REQUIRED WORK = Copy out all lines carrying the word "clock".

[Stored data]
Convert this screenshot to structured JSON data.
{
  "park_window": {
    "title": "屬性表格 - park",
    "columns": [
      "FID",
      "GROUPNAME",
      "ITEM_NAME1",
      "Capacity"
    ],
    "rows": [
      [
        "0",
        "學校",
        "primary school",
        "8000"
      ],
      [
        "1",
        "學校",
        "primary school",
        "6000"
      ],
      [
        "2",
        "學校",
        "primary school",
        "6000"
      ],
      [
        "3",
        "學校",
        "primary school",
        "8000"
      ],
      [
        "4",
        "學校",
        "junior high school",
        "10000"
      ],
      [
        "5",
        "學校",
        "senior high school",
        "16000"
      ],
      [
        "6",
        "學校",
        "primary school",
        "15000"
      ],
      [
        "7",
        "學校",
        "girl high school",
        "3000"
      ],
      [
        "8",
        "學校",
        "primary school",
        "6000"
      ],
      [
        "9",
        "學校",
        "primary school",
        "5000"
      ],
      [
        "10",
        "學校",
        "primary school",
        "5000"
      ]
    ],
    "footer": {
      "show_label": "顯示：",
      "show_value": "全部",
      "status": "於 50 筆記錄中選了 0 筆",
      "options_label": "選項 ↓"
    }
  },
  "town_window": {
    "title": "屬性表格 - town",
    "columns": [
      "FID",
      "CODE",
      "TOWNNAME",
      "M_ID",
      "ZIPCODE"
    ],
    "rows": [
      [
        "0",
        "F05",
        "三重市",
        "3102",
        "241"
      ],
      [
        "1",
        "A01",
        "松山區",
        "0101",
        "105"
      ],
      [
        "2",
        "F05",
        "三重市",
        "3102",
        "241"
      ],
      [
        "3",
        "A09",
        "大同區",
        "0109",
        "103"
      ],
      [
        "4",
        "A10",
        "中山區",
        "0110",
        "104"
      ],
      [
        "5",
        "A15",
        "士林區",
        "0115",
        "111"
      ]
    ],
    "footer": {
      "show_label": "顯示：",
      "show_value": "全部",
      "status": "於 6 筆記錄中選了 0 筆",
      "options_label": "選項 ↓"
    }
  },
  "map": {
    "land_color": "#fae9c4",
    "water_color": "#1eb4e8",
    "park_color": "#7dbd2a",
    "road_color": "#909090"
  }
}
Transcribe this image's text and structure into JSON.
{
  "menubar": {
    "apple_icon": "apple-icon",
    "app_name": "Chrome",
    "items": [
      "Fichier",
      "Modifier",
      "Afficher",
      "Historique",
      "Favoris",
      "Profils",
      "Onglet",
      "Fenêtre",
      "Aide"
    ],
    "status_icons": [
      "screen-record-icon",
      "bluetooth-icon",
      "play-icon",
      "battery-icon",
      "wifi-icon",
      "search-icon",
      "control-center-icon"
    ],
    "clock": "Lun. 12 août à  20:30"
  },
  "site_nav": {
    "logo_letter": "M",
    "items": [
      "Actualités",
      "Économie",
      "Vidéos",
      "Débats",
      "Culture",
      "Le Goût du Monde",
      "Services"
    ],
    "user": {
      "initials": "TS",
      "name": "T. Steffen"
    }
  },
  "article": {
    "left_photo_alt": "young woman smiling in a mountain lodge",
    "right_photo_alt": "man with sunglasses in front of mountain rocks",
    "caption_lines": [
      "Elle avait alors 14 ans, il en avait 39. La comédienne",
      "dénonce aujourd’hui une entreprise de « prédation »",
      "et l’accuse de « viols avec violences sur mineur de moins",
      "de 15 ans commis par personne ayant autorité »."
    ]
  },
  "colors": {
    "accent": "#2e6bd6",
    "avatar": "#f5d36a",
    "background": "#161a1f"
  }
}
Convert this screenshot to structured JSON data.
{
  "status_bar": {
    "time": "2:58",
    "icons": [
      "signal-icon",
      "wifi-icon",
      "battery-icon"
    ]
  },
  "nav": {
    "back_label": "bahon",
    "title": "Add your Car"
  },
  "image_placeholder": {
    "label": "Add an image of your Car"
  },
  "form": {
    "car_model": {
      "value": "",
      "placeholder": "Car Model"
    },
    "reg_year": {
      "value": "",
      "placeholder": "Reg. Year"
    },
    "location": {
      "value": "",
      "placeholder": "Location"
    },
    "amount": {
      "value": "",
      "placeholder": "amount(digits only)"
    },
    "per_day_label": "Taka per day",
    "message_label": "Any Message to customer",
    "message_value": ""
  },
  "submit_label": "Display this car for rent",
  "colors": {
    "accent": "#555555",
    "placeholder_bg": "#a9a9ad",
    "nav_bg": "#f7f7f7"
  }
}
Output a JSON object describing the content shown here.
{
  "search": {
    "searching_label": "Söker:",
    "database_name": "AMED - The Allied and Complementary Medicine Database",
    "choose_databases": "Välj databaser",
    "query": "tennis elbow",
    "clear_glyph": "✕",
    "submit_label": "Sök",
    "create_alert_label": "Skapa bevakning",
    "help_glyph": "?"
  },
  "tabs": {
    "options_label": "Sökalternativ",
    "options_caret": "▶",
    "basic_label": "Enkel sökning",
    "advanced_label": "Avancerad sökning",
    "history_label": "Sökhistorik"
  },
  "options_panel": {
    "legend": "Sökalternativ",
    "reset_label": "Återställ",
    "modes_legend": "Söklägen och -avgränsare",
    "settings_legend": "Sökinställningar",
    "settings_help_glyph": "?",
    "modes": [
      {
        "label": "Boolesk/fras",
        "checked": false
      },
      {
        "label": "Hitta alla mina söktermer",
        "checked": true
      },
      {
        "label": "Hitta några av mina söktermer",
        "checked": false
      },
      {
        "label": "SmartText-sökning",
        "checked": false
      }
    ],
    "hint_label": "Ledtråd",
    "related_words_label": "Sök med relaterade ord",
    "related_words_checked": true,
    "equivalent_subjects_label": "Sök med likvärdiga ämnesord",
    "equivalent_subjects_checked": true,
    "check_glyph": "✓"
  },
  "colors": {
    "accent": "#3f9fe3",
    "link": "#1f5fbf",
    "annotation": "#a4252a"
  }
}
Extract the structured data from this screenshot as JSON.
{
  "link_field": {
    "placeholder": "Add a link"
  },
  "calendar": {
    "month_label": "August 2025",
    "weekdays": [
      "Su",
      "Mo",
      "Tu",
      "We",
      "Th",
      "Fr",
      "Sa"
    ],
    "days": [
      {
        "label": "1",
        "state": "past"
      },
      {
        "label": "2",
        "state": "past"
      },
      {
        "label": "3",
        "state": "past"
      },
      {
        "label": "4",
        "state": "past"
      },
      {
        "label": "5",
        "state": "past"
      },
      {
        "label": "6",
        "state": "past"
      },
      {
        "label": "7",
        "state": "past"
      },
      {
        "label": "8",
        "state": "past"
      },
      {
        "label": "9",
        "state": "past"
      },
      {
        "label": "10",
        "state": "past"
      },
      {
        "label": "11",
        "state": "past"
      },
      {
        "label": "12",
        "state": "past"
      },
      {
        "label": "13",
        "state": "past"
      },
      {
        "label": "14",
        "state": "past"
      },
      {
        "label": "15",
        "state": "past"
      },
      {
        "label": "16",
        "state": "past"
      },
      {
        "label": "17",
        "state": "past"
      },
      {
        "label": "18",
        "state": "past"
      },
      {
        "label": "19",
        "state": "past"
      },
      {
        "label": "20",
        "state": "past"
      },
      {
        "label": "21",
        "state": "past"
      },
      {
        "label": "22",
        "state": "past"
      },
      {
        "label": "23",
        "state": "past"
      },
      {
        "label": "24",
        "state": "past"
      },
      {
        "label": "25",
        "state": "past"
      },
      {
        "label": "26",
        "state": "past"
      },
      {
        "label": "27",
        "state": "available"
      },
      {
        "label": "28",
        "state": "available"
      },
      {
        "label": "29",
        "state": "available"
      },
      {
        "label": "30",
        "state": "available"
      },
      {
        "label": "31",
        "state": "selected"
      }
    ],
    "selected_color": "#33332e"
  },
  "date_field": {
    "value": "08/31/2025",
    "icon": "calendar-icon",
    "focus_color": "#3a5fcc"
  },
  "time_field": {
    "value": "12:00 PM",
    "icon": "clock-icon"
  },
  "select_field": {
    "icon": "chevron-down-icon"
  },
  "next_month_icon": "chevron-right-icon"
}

EXERCISE ANSWER =
    "clock": "Lun. 12 août à  20:30"
    "icon": "clock-icon"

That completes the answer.